▶ **The task**: Locate and copy all lines bearing the word "after".

══════════

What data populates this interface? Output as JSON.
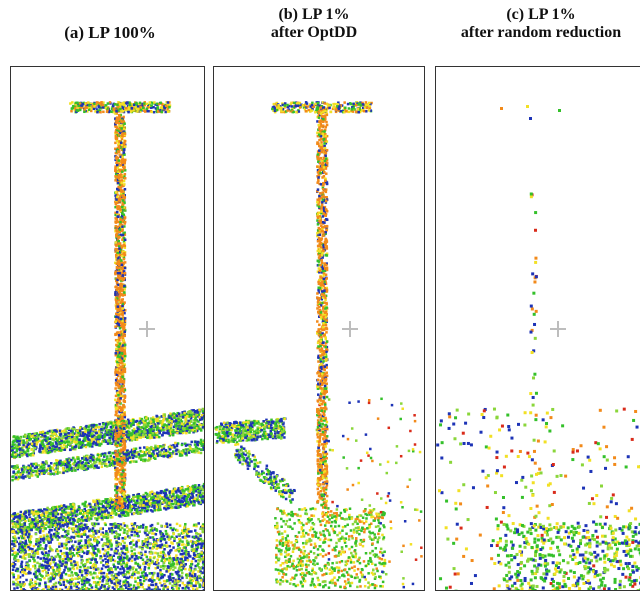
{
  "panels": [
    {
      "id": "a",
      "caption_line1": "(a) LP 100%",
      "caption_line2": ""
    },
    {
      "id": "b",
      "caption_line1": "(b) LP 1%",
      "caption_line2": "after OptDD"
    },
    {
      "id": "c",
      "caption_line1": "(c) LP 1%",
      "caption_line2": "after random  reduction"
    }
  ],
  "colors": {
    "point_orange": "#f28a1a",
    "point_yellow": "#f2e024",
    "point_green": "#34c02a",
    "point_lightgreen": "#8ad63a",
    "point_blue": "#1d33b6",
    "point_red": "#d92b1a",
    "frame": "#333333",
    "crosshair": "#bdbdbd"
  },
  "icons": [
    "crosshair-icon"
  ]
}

══════════

▶ **Response to the task**:
      "caption_line2": "after OptDD"
      "caption_line2": "after random  reduction"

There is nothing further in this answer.